## begin SUPPLIED ENTRIES

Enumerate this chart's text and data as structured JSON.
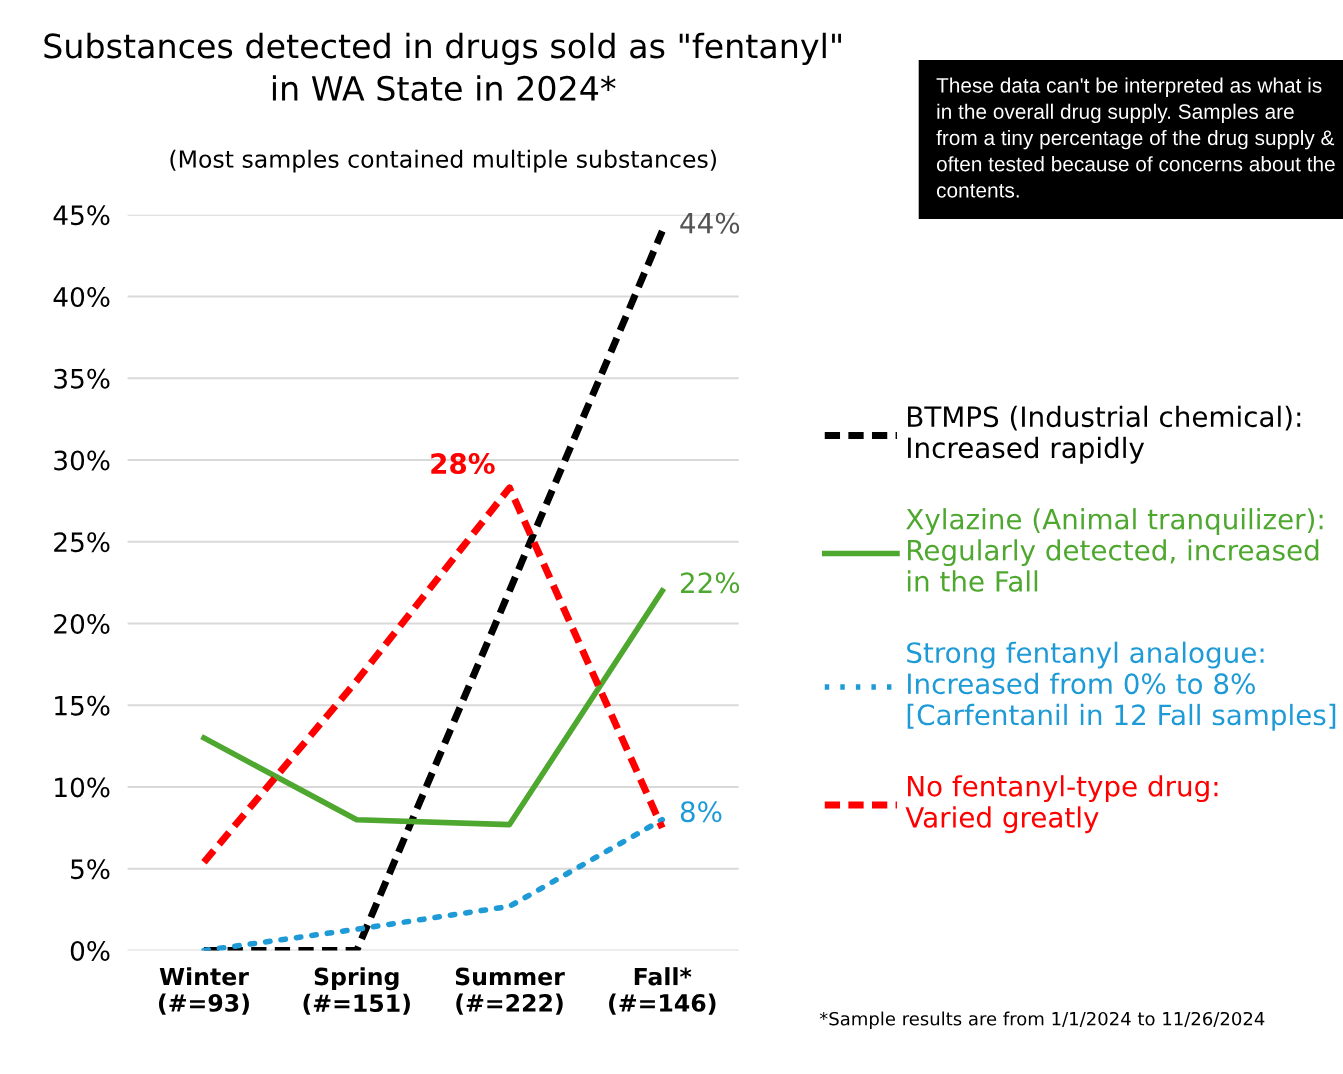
{
  "chart_data": {
    "type": "line",
    "title": "Substances detected in drugs sold as \"fentanyl\"\nin WA State in 2024*",
    "subtitle": "(Most samples contained multiple substances)",
    "categories": [
      "Winter\n(#=93)",
      "Spring\n(#=151)",
      "Summer\n(#=222)",
      "Fall*\n(#=146)"
    ],
    "series": [
      {
        "name": "BTMPS (Industrial chemical):\nIncreased rapidly",
        "color": "#000000",
        "line_style": "dashed",
        "values": [
          0,
          0,
          22,
          44
        ],
        "value_labels": [
          null,
          null,
          null,
          "44%"
        ]
      },
      {
        "name": "Xylazine (Animal tranquilizer):\nRegularly detected, increased\nin the Fall",
        "color": "#4ea72e",
        "line_style": "solid",
        "values": [
          13,
          8,
          7.7,
          22
        ],
        "value_labels": [
          null,
          null,
          null,
          "22%"
        ]
      },
      {
        "name": "Strong fentanyl analogue:\nIncreased from 0% to 8%\n[Carfentanil in 12 Fall samples]",
        "color": "#1e9bd7",
        "line_style": "dotted",
        "values": [
          0,
          1.3,
          2.7,
          8
        ],
        "value_labels": [
          null,
          null,
          null,
          "8%"
        ]
      },
      {
        "name": "No fentanyl-type drug:\nVaried greatly",
        "color": "#ff0000",
        "line_style": "dashed",
        "values": [
          5.4,
          16.5,
          28.3,
          7.5
        ],
        "value_labels": [
          null,
          null,
          "28%",
          null
        ]
      }
    ],
    "ylim": [
      0,
      45
    ],
    "yticks": [
      {
        "value": 0,
        "label": "0%"
      },
      {
        "value": 5,
        "label": "5%"
      },
      {
        "value": 10,
        "label": "10%"
      },
      {
        "value": 15,
        "label": "15%"
      },
      {
        "value": 20,
        "label": "20%"
      },
      {
        "value": 25,
        "label": "25%"
      },
      {
        "value": 30,
        "label": "30%"
      },
      {
        "value": 35,
        "label": "35%"
      },
      {
        "value": 40,
        "label": "40%"
      },
      {
        "value": 45,
        "label": "45%"
      }
    ],
    "grid": "y",
    "legend": "right",
    "annotations": [
      "These data can't be interpreted as what is in the overall drug supply. Samples are from a tiny percentage of the drug supply & often tested because of concerns about the contents.",
      "*Sample results are from 1/1/2024 to 11/26/2024"
    ]
  }
}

## end SUPPLIED ENTRIES

- **REQUEST**
Write out every entry again word for word, without any of the pictures.

- **WRITTEN RESPONSE**
Enumerate this chart's text and data as structured JSON.
{
  "chart_data": {
    "type": "line",
    "title": "Substances detected in drugs sold as \"fentanyl\"\nin WA State in 2024*",
    "subtitle": "(Most samples contained multiple substances)",
    "categories": [
      "Winter\n(#=93)",
      "Spring\n(#=151)",
      "Summer\n(#=222)",
      "Fall*\n(#=146)"
    ],
    "series": [
      {
        "name": "BTMPS (Industrial chemical):\nIncreased rapidly",
        "color": "#000000",
        "line_style": "dashed",
        "values": [
          0,
          0,
          22,
          44
        ],
        "value_labels": [
          null,
          null,
          null,
          "44%"
        ]
      },
      {
        "name": "Xylazine (Animal tranquilizer):\nRegularly detected, increased\nin the Fall",
        "color": "#4ea72e",
        "line_style": "solid",
        "values": [
          13,
          8,
          7.7,
          22
        ],
        "value_labels": [
          null,
          null,
          null,
          "22%"
        ]
      },
      {
        "name": "Strong fentanyl analogue:\nIncreased from 0% to 8%\n[Carfentanil in 12 Fall samples]",
        "color": "#1e9bd7",
        "line_style": "dotted",
        "values": [
          0,
          1.3,
          2.7,
          8
        ],
        "value_labels": [
          null,
          null,
          null,
          "8%"
        ]
      },
      {
        "name": "No fentanyl-type drug:\nVaried greatly",
        "color": "#ff0000",
        "line_style": "dashed",
        "values": [
          5.4,
          16.5,
          28.3,
          7.5
        ],
        "value_labels": [
          null,
          null,
          "28%",
          null
        ]
      }
    ],
    "ylim": [
      0,
      45
    ],
    "yticks": [
      {
        "value": 0,
        "label": "0%"
      },
      {
        "value": 5,
        "label": "5%"
      },
      {
        "value": 10,
        "label": "10%"
      },
      {
        "value": 15,
        "label": "15%"
      },
      {
        "value": 20,
        "label": "20%"
      },
      {
        "value": 25,
        "label": "25%"
      },
      {
        "value": 30,
        "label": "30%"
      },
      {
        "value": 35,
        "label": "35%"
      },
      {
        "value": 40,
        "label": "40%"
      },
      {
        "value": 45,
        "label": "45%"
      }
    ],
    "grid": "y",
    "legend": "right",
    "annotations": [
      "These data can't be interpreted as what is in the overall drug supply. Samples are from a tiny percentage of the drug supply & often tested because of concerns about the contents.",
      "*Sample results are from 1/1/2024 to 11/26/2024"
    ]
  }
}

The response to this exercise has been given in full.